Your task is to retype each line of the data below exactly.
====== RECORDS ======
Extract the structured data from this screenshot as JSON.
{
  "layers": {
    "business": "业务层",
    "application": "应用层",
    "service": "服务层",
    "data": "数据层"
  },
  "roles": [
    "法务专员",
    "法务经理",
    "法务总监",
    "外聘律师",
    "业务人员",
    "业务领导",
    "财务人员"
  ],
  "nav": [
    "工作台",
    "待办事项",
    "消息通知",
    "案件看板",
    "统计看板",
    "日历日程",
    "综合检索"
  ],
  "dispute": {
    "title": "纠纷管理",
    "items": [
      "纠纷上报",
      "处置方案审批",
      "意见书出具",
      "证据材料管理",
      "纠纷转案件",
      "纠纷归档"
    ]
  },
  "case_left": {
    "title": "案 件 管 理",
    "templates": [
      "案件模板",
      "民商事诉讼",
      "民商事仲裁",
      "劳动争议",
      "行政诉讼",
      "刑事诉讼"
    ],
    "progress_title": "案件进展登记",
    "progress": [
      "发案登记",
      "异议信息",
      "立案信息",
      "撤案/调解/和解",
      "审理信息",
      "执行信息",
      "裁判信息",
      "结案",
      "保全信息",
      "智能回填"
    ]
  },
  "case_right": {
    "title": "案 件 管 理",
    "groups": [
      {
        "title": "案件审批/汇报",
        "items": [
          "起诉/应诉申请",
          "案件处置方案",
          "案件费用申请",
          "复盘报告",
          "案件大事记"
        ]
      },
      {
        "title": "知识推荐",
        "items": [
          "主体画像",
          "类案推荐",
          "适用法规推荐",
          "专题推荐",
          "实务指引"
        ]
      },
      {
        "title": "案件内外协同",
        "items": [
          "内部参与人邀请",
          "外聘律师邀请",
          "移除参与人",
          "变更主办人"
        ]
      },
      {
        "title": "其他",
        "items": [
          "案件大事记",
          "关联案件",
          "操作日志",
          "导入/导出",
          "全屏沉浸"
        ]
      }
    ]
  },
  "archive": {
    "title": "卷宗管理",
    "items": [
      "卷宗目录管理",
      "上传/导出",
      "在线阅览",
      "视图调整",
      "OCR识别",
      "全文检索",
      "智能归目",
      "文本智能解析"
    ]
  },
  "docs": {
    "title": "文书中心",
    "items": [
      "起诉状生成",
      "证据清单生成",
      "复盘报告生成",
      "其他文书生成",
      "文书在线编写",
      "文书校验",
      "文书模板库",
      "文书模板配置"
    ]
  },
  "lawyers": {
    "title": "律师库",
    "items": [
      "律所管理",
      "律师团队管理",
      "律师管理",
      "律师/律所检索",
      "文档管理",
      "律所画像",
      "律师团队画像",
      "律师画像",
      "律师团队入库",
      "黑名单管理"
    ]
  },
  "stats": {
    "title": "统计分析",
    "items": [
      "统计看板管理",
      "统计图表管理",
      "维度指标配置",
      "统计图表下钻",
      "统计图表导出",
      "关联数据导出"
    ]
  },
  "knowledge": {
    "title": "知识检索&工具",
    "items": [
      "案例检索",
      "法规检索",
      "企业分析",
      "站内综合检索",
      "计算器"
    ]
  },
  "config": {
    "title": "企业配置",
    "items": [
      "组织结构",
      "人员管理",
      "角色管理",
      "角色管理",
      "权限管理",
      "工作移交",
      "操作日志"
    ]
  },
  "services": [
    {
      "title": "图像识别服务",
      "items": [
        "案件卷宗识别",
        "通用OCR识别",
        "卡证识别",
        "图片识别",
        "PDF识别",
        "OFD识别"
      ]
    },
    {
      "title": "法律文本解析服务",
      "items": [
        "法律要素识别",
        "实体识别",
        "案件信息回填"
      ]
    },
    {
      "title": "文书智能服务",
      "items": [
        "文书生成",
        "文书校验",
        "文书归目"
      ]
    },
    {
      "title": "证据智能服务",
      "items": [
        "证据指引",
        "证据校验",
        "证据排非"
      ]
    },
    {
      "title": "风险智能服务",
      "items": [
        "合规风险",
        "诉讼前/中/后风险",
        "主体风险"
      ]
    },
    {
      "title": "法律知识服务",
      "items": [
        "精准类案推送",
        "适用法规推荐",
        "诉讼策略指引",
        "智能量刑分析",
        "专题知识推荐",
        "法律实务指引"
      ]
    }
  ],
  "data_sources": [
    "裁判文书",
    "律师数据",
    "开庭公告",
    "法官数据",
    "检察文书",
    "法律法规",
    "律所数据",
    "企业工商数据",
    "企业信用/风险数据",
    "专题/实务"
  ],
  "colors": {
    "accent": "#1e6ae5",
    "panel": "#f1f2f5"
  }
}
======
→ **THE RESPONSE**
Extract the structured data from this screenshot as JSON.
{
  "layers": {
    "business": "业务层",
    "application": "应用层",
    "service": "服务层",
    "data": "数据层"
  },
  "roles": [
    "法务专员",
    "法务经理",
    "法务总监",
    "外聘律师",
    "业务人员",
    "业务领导",
    "财务人员"
  ],
  "nav": [
    "工作台",
    "待办事项",
    "消息通知",
    "案件看板",
    "统计看板",
    "日历日程",
    "综合检索"
  ],
  "dispute": {
    "title": "纠纷管理",
    "items": [
      "纠纷上报",
      "处置方案审批",
      "意见书出具",
      "证据材料管理",
      "纠纷转案件",
      "纠纷归档"
    ]
  },
  "case_left": {
    "title": "案 件 管 理",
    "templates": [
      "案件模板",
      "民商事诉讼",
      "民商事仲裁",
      "劳动争议",
      "行政诉讼",
      "刑事诉讼"
    ],
    "progress_title": "案件进展登记",
    "progress": [
      "发案登记",
      "异议信息",
      "立案信息",
      "撤案/调解/和解",
      "审理信息",
      "执行信息",
      "裁判信息",
      "结案",
      "保全信息",
      "智能回填"
    ]
  },
  "case_right": {
    "title": "案 件 管 理",
    "groups": [
      {
        "title": "案件审批/汇报",
        "items": [
          "起诉/应诉申请",
          "案件处置方案",
          "案件费用申请",
          "复盘报告",
          "案件大事记"
        ]
      },
      {
        "title": "知识推荐",
        "items": [
          "主体画像",
          "类案推荐",
          "适用法规推荐",
          "专题推荐",
          "实务指引"
        ]
      },
      {
        "title": "案件内外协同",
        "items": [
          "内部参与人邀请",
          "外聘律师邀请",
          "移除参与人",
          "变更主办人"
        ]
      },
      {
        "title": "其他",
        "items": [
          "案件大事记",
          "关联案件",
          "操作日志",
          "导入/导出",
          "全屏沉浸"
        ]
      }
    ]
  },
  "archive": {
    "title": "卷宗管理",
    "items": [
      "卷宗目录管理",
      "上传/导出",
      "在线阅览",
      "视图调整",
      "OCR识别",
      "全文检索",
      "智能归目",
      "文本智能解析"
    ]
  },
  "docs": {
    "title": "文书中心",
    "items": [
      "起诉状生成",
      "证据清单生成",
      "复盘报告生成",
      "其他文书生成",
      "文书在线编写",
      "文书校验",
      "文书模板库",
      "文书模板配置"
    ]
  },
  "lawyers": {
    "title": "律师库",
    "items": [
      "律所管理",
      "律师团队管理",
      "律师管理",
      "律师/律所检索",
      "文档管理",
      "律所画像",
      "律师团队画像",
      "律师画像",
      "律师团队入库",
      "黑名单管理"
    ]
  },
  "stats": {
    "title": "统计分析",
    "items": [
      "统计看板管理",
      "统计图表管理",
      "维度指标配置",
      "统计图表下钻",
      "统计图表导出",
      "关联数据导出"
    ]
  },
  "knowledge": {
    "title": "知识检索&工具",
    "items": [
      "案例检索",
      "法规检索",
      "企业分析",
      "站内综合检索",
      "计算器"
    ]
  },
  "config": {
    "title": "企业配置",
    "items": [
      "组织结构",
      "人员管理",
      "角色管理",
      "角色管理",
      "权限管理",
      "工作移交",
      "操作日志"
    ]
  },
  "services": [
    {
      "title": "图像识别服务",
      "items": [
        "案件卷宗识别",
        "通用OCR识别",
        "卡证识别",
        "图片识别",
        "PDF识别",
        "OFD识别"
      ]
    },
    {
      "title": "法律文本解析服务",
      "items": [
        "法律要素识别",
        "实体识别",
        "案件信息回填"
      ]
    },
    {
      "title": "文书智能服务",
      "items": [
        "文书生成",
        "文书校验",
        "文书归目"
      ]
    },
    {
      "title": "证据智能服务",
      "items": [
        "证据指引",
        "证据校验",
        "证据排非"
      ]
    },
    {
      "title": "风险智能服务",
      "items": [
        "合规风险",
        "诉讼前/中/后风险",
        "主体风险"
      ]
    },
    {
      "title": "法律知识服务",
      "items": [
        "精准类案推送",
        "适用法规推荐",
        "诉讼策略指引",
        "智能量刑分析",
        "专题知识推荐",
        "法律实务指引"
      ]
    }
  ],
  "data_sources": [
    "裁判文书",
    "律师数据",
    "开庭公告",
    "法官数据",
    "检察文书",
    "法律法规",
    "律所数据",
    "企业工商数据",
    "企业信用/风险数据",
    "专题/实务"
  ],
  "colors": {
    "accent": "#1e6ae5",
    "panel": "#f1f2f5"
  }
}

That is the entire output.